(Records excerpted from a collection)
+--
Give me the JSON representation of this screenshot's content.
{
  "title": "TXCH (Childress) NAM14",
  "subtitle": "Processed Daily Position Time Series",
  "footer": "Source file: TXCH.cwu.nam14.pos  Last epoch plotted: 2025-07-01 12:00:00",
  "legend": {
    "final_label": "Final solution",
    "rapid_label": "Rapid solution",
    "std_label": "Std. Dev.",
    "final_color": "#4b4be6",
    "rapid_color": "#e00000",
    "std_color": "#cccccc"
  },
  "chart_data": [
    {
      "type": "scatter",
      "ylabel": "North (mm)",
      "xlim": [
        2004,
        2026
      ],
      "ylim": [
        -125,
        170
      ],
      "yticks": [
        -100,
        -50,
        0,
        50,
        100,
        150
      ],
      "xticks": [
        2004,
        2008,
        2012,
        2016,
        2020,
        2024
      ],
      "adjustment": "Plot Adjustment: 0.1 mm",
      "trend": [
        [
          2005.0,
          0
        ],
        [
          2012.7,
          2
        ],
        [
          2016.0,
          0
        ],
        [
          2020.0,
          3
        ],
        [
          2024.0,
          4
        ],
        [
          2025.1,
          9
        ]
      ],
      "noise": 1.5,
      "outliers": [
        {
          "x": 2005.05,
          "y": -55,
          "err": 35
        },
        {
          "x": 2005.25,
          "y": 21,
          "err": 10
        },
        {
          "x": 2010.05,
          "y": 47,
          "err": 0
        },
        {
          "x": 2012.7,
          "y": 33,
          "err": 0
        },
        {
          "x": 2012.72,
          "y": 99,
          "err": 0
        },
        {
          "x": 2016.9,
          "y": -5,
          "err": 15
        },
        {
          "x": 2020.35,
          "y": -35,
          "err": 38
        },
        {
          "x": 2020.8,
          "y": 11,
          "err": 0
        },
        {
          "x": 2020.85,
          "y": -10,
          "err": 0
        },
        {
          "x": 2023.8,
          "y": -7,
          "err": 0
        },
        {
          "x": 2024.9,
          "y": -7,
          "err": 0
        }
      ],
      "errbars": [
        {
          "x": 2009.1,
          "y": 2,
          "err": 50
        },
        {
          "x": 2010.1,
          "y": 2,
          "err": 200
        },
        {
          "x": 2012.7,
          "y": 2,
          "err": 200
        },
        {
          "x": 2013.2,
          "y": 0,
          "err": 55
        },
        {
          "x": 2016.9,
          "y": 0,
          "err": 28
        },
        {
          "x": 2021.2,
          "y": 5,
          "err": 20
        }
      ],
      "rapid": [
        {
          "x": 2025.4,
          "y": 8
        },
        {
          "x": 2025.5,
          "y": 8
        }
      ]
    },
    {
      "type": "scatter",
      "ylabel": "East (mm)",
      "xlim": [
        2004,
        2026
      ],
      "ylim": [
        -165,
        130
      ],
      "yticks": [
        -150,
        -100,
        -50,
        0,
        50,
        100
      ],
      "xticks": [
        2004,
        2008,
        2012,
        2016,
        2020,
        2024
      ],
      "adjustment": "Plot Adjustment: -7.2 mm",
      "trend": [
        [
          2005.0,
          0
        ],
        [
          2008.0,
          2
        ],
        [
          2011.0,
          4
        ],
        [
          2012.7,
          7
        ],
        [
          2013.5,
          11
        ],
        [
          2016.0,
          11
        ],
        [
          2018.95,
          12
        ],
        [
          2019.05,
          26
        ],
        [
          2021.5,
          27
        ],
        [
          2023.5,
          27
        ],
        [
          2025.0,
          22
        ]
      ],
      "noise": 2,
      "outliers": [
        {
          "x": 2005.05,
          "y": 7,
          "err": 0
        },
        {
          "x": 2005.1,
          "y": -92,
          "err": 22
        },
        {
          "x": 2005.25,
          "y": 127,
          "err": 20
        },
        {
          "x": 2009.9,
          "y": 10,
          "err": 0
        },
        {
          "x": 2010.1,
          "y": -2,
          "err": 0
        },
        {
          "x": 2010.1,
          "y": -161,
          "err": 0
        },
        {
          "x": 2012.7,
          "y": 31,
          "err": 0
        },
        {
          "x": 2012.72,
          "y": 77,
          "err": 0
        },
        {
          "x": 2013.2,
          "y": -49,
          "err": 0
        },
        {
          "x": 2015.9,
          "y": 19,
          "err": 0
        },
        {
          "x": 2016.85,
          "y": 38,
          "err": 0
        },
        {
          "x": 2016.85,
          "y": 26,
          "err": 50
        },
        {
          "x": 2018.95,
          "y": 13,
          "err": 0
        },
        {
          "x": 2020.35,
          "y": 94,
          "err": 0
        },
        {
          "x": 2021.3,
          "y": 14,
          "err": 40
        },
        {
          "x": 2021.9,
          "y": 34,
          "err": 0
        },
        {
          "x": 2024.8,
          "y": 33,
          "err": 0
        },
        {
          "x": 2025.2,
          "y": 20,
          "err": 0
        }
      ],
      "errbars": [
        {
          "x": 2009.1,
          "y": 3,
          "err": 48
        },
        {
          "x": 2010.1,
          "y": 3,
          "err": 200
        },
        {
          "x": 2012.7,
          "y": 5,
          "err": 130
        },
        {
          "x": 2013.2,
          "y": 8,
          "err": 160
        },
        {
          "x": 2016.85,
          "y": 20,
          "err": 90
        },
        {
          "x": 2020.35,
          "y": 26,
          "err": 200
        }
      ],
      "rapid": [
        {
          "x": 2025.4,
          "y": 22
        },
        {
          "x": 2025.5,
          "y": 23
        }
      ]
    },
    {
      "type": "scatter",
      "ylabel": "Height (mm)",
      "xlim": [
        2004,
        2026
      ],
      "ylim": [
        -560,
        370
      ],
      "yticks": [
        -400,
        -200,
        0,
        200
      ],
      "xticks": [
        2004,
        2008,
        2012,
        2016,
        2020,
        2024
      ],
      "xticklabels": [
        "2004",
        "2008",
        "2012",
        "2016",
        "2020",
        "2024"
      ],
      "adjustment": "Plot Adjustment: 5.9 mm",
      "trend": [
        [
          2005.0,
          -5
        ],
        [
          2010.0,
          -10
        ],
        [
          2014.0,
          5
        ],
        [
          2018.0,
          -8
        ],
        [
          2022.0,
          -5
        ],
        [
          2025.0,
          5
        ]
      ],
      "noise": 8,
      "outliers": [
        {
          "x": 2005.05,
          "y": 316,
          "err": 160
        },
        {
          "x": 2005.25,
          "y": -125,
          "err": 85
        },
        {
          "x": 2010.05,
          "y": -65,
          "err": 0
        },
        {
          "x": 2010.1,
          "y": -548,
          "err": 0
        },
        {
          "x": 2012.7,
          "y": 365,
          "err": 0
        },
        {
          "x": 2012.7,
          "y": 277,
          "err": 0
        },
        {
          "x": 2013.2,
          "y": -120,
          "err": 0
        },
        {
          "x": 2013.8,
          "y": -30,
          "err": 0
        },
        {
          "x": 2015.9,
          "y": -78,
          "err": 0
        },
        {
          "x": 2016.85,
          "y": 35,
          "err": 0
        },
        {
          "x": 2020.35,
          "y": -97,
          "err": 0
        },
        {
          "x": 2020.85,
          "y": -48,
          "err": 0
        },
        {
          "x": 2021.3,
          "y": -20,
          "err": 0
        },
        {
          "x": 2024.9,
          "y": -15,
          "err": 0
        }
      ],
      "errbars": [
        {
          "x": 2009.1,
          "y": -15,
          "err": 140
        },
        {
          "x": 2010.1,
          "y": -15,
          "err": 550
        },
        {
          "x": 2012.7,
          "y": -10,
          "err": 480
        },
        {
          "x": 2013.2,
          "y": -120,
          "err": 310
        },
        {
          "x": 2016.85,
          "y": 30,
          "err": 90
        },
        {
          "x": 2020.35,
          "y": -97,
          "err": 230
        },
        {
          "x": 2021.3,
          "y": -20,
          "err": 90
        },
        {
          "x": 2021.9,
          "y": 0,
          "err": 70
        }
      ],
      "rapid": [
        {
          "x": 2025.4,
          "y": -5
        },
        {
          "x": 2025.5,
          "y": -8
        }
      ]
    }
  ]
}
+--
> What is required: From the records above, copy every line that holds the word "Adjustment".

> Response to the exercise:
      "adjustment": "Plot Adjustment: 0.1 mm",
      "adjustment": "Plot Adjustment: -7.2 mm",
      "adjustment": "Plot Adjustment: 5.9 mm",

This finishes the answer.